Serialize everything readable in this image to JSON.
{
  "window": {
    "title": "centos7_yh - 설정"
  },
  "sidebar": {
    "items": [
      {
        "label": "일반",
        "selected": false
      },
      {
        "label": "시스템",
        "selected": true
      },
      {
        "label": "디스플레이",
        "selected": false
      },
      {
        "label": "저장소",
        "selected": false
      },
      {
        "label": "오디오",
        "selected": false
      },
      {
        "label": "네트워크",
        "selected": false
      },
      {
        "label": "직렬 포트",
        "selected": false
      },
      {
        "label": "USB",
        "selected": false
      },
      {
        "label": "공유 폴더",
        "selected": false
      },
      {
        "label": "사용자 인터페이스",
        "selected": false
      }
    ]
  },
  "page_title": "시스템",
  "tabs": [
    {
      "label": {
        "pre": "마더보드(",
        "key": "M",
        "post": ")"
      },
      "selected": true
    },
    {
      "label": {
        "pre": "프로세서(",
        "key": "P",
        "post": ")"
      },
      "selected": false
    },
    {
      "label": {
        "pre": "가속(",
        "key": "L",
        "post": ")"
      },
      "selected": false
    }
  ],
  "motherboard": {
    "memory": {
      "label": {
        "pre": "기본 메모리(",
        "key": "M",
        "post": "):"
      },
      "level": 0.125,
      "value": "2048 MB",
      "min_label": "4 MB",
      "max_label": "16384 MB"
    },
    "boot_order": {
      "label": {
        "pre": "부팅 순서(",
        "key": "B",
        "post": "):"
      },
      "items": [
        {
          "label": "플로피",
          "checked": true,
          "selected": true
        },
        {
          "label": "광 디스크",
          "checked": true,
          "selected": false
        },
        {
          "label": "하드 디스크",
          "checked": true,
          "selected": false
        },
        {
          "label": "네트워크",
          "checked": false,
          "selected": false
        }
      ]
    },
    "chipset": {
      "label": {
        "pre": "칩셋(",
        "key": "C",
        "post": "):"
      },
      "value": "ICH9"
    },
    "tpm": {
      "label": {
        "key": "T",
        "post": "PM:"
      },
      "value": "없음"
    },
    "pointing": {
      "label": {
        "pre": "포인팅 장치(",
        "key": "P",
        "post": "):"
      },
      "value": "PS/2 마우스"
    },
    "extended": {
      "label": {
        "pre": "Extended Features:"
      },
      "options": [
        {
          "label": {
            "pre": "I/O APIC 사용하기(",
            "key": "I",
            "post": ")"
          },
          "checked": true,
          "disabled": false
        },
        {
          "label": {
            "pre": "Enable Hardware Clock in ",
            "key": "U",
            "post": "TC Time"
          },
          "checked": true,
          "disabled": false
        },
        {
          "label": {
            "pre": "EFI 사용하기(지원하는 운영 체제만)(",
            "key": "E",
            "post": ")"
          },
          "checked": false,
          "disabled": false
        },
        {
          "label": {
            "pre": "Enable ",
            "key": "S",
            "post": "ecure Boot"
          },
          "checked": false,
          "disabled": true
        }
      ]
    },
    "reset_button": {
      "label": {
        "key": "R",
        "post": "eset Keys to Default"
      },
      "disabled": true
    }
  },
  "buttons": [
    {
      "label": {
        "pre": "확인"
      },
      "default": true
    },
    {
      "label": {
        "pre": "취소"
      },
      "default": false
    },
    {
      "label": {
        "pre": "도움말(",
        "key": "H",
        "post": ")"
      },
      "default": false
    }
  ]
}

> [AIM] Output the records verbatim, from the first line to the last.

> [FINAL RESULT]
Serialize everything readable in this image to JSON.
{
  "window": {
    "title": "centos7_yh - 설정"
  },
  "sidebar": {
    "items": [
      {
        "label": "일반",
        "selected": false
      },
      {
        "label": "시스템",
        "selected": true
      },
      {
        "label": "디스플레이",
        "selected": false
      },
      {
        "label": "저장소",
        "selected": false
      },
      {
        "label": "오디오",
        "selected": false
      },
      {
        "label": "네트워크",
        "selected": false
      },
      {
        "label": "직렬 포트",
        "selected": false
      },
      {
        "label": "USB",
        "selected": false
      },
      {
        "label": "공유 폴더",
        "selected": false
      },
      {
        "label": "사용자 인터페이스",
        "selected": false
      }
    ]
  },
  "page_title": "시스템",
  "tabs": [
    {
      "label": {
        "pre": "마더보드(",
        "key": "M",
        "post": ")"
      },
      "selected": true
    },
    {
      "label": {
        "pre": "프로세서(",
        "key": "P",
        "post": ")"
      },
      "selected": false
    },
    {
      "label": {
        "pre": "가속(",
        "key": "L",
        "post": ")"
      },
      "selected": false
    }
  ],
  "motherboard": {
    "memory": {
      "label": {
        "pre": "기본 메모리(",
        "key": "M",
        "post": "):"
      },
      "level": 0.125,
      "value": "2048 MB",
      "min_label": "4 MB",
      "max_label": "16384 MB"
    },
    "boot_order": {
      "label": {
        "pre": "부팅 순서(",
        "key": "B",
        "post": "):"
      },
      "items": [
        {
          "label": "플로피",
          "checked": true,
          "selected": true
        },
        {
          "label": "광 디스크",
          "checked": true,
          "selected": false
        },
        {
          "label": "하드 디스크",
          "checked": true,
          "selected": false
        },
        {
          "label": "네트워크",
          "checked": false,
          "selected": false
        }
      ]
    },
    "chipset": {
      "label": {
        "pre": "칩셋(",
        "key": "C",
        "post": "):"
      },
      "value": "ICH9"
    },
    "tpm": {
      "label": {
        "key": "T",
        "post": "PM:"
      },
      "value": "없음"
    },
    "pointing": {
      "label": {
        "pre": "포인팅 장치(",
        "key": "P",
        "post": "):"
      },
      "value": "PS/2 마우스"
    },
    "extended": {
      "label": {
        "pre": "Extended Features:"
      },
      "options": [
        {
          "label": {
            "pre": "I/O APIC 사용하기(",
            "key": "I",
            "post": ")"
          },
          "checked": true,
          "disabled": false
        },
        {
          "label": {
            "pre": "Enable Hardware Clock in ",
            "key": "U",
            "post": "TC Time"
          },
          "checked": true,
          "disabled": false
        },
        {
          "label": {
            "pre": "EFI 사용하기(지원하는 운영 체제만)(",
            "key": "E",
            "post": ")"
          },
          "checked": false,
          "disabled": false
        },
        {
          "label": {
            "pre": "Enable ",
            "key": "S",
            "post": "ecure Boot"
          },
          "checked": false,
          "disabled": true
        }
      ]
    },
    "reset_button": {
      "label": {
        "key": "R",
        "post": "eset Keys to Default"
      },
      "disabled": true
    }
  },
  "buttons": [
    {
      "label": {
        "pre": "확인"
      },
      "default": true
    },
    {
      "label": {
        "pre": "취소"
      },
      "default": false
    },
    {
      "label": {
        "pre": "도움말(",
        "key": "H",
        "post": ")"
      },
      "default": false
    }
  ]
}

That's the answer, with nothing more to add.